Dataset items
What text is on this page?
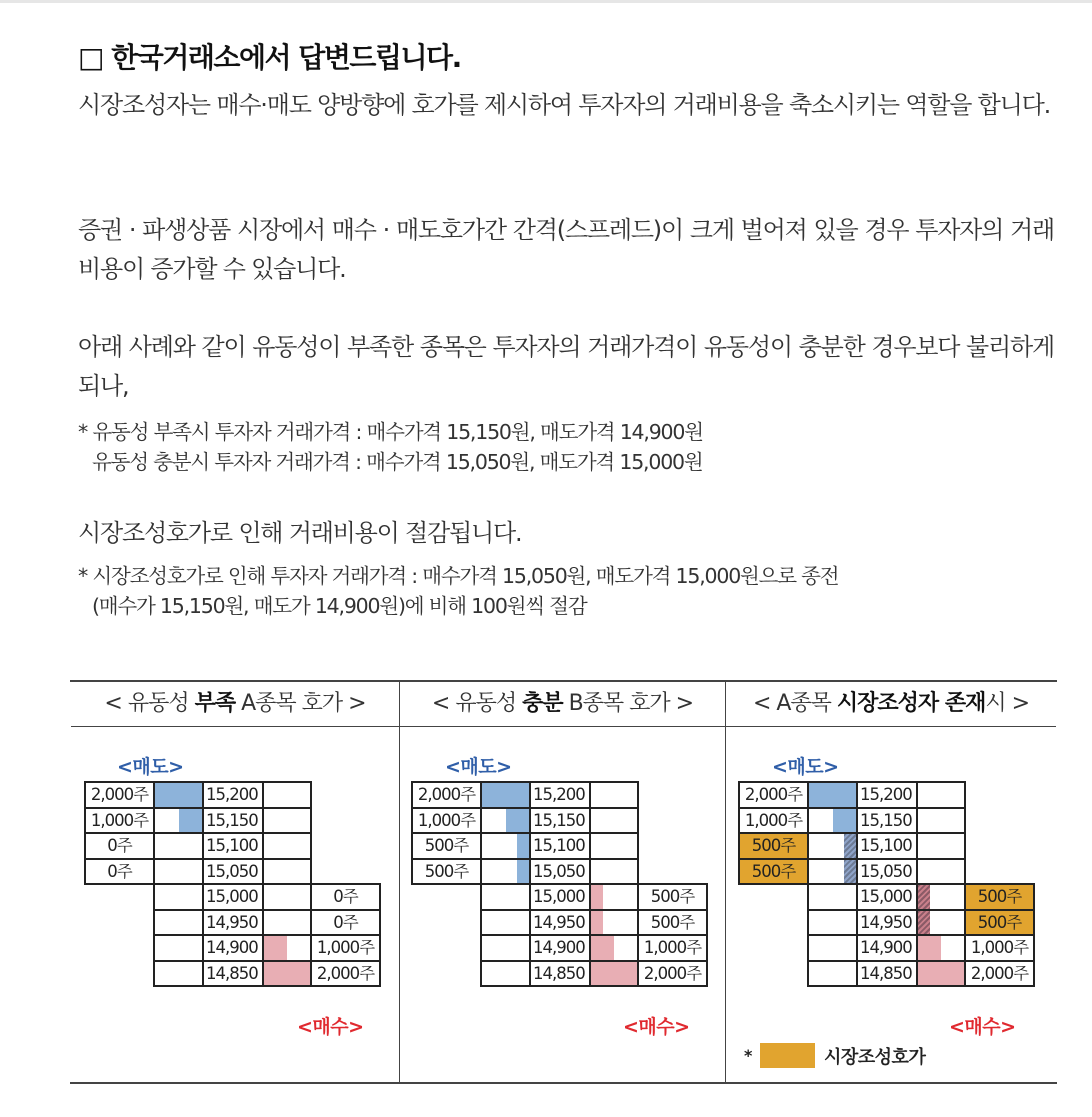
□ 한국거래소에서 답변드립니다.
시장조성자는 매수·매도 양방향에 호가를 제시하여 투자자의 거래비용을 축소시키는 역할을 합니다.
증권 · 파생상품 시장에서 매수 · 매도호가간 간격(스프레드)이 크게 벌어져 있을 경우 투자자의 거래비용이 증가할 수 있습니다.
아래 사례와 같이 유동성이 부족한 종목은 투자자의 거래가격이 유동성이 충분한 경우보다 불리하게 되나,
* 유동성 부족시 투자자 거래가격 : 매수가격 15,150원, 매도가격 14,900원
유동성 충분시 투자자 거래가격 : 매수가격 15,050원, 매도가격 15,000원
시장조성호가로 인해 거래비용이 절감됩니다.
* 시장조성호가로 인해 투자자 거래가격 : 매수가격 15,050원, 매도가격 15,000원으로 종전
(매수가 15,150원, 매도가 14,900원)에 비해 100원씩 절감
< 유동성 부족 A종목 호가 >
<매도>
<매수>
2,000주		15,200		
1,000주		15,150		
0주		15,100		
0주		15,050		
		15,000		0주
		14,950		0주
		14,900		1,000주
		14,850		2,000주
< 유동성 충분 B종목 호가 >
<매도>
<매수>
2,000주		15,200		
1,000주		15,150		
500주		15,100		
500주		15,050		
		15,000		500주
		14,950		500주
		14,900		1,000주
		14,850		2,000주
< A종목 시장조성자 존재시 >
<매도>
<매수>
2,000주		15,200		
1,000주		15,150		
500주		15,100		
500주		15,050		
		15,000		500주
		14,950		500주
		14,900		1,000주
		14,850		2,000주
*	시장조성호가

### Instructions to follow
Copy down every line of the entries containing the word "매수가격".

### Correct answer
* 유동성 부족시 투자자 거래가격 : 매수가격 15,150원, 매도가격 14,900원
유동성 충분시 투자자 거래가격 : 매수가격 15,050원, 매도가격 15,000원
* 시장조성호가로 인해 투자자 거래가격 : 매수가격 15,050원, 매도가격 15,000원으로 종전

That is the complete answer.